§ **RECORDS SUPPLIED**
────────────────────────────────────────
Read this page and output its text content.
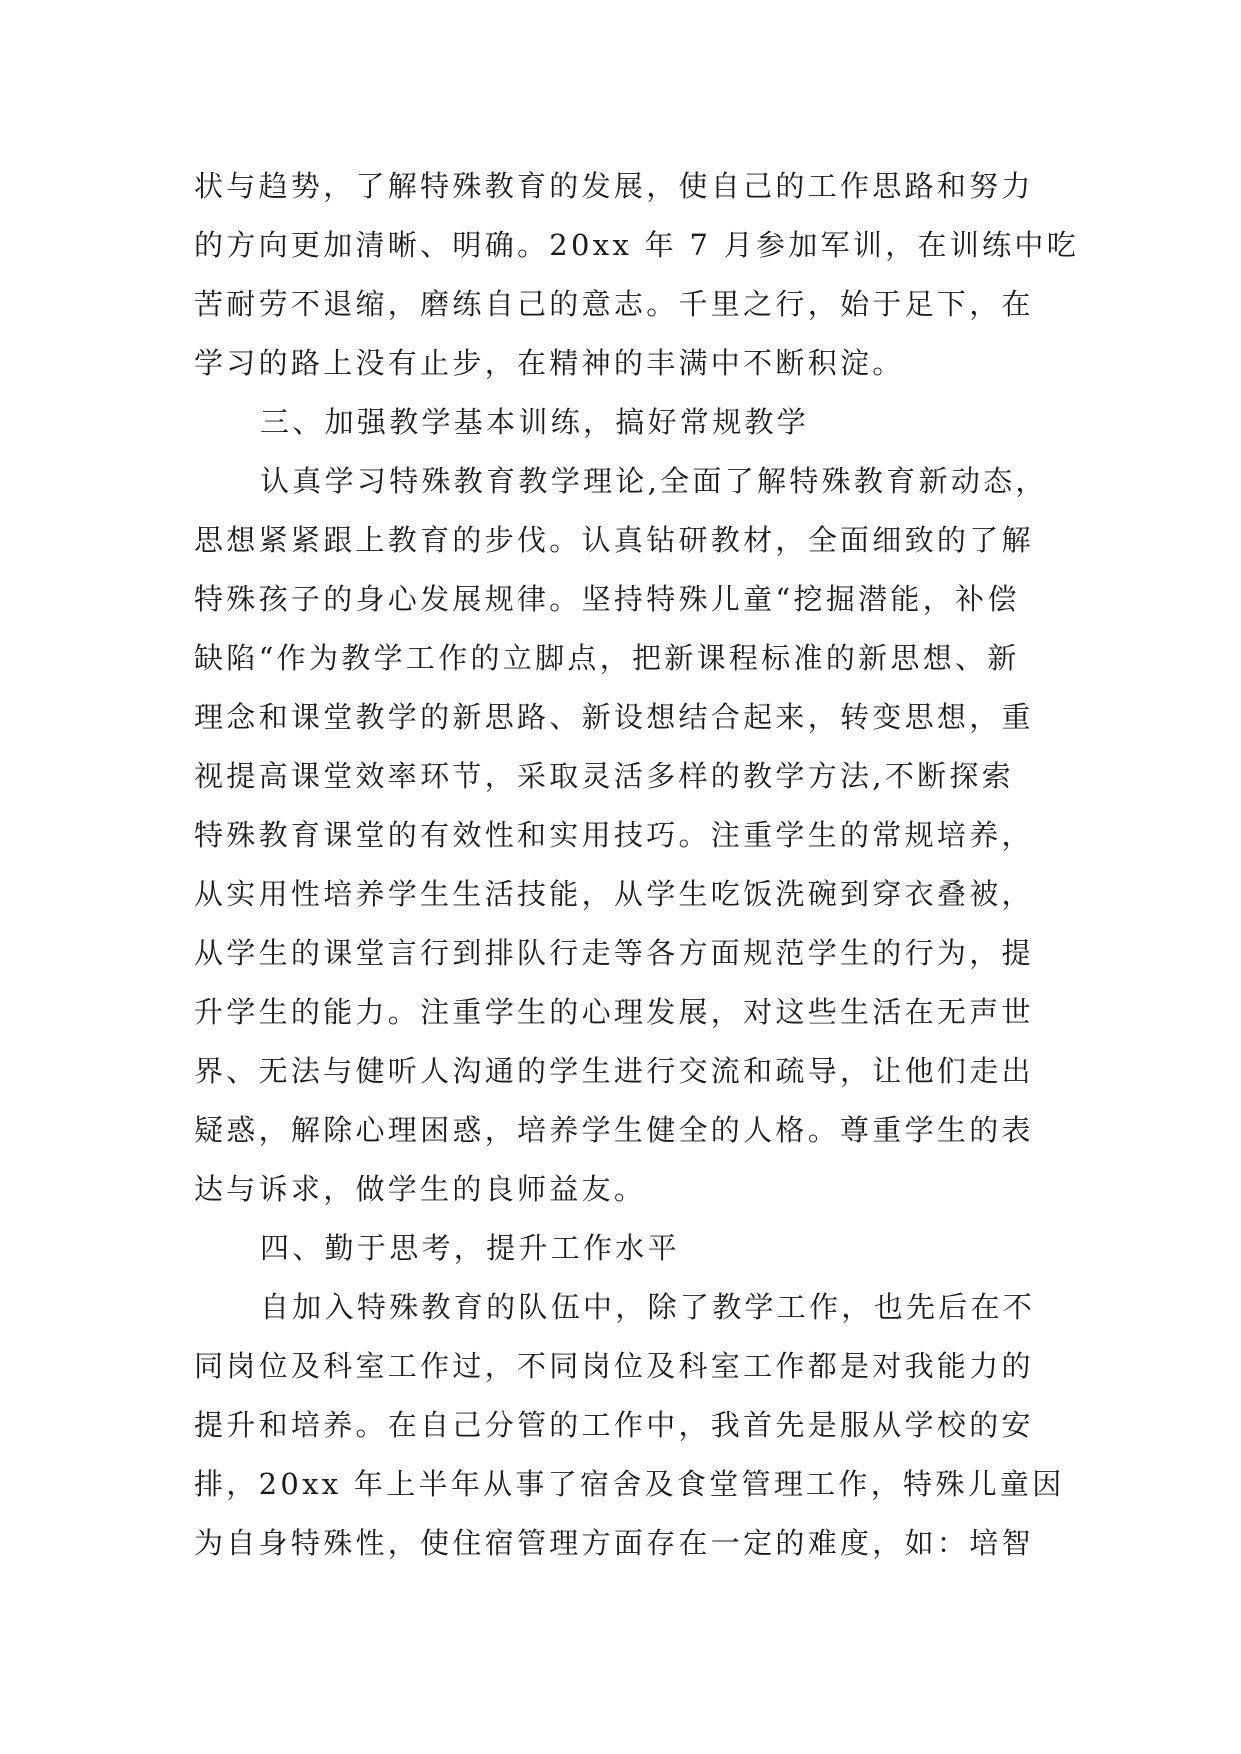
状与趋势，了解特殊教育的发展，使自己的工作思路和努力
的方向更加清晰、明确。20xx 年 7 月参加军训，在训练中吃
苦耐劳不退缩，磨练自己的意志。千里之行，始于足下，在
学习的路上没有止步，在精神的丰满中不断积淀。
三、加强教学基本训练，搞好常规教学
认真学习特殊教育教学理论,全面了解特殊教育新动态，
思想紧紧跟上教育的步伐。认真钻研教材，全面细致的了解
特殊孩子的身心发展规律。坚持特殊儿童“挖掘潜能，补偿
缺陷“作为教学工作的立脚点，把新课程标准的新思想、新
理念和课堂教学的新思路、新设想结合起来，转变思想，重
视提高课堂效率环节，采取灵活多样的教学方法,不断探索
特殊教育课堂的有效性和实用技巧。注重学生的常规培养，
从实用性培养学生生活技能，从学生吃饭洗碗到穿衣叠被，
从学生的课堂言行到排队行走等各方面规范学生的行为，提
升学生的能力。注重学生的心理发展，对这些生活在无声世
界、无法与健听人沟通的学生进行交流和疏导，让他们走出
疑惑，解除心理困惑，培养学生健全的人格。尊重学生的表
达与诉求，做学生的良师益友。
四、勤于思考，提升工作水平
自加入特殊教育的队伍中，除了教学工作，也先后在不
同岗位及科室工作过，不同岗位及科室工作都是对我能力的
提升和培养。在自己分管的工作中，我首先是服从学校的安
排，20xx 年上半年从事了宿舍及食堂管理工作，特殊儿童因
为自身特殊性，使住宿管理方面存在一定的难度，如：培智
────────────────────────────────────────
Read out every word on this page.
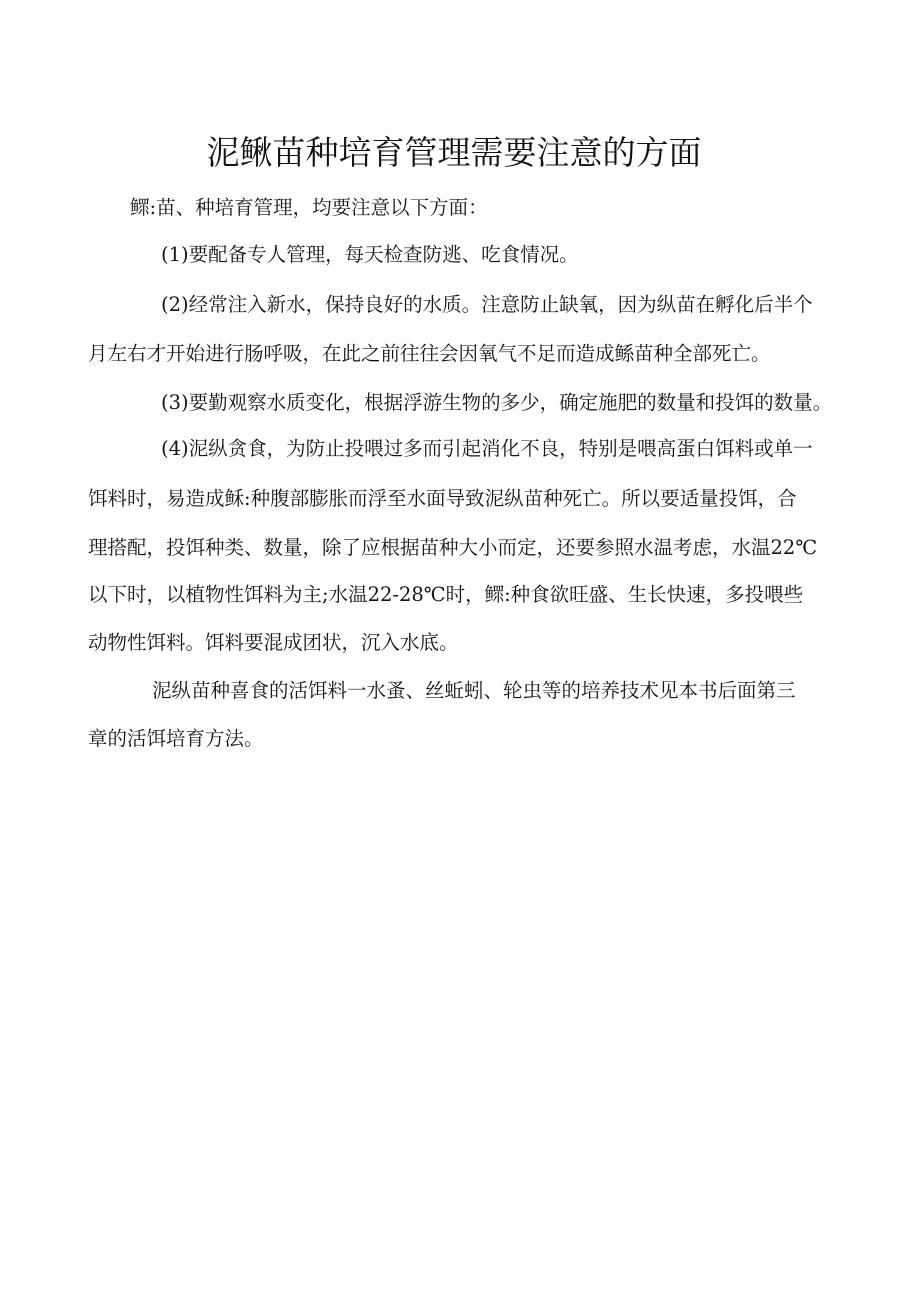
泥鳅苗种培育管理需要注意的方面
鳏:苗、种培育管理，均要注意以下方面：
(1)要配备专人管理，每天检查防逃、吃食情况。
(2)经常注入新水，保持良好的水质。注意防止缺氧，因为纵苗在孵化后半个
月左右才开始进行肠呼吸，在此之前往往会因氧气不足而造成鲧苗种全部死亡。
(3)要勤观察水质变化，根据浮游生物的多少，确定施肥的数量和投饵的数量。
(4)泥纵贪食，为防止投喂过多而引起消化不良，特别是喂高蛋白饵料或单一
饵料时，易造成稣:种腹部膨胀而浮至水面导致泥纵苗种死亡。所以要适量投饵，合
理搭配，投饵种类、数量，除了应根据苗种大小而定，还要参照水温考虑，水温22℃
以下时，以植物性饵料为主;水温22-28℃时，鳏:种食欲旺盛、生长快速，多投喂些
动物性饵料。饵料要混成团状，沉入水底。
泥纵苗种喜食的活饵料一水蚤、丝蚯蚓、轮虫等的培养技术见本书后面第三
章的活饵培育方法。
────────────────────────────────────────
Copy out all lines that carry the word "Read".

Read this page and output its text content.
Read out every word on this page.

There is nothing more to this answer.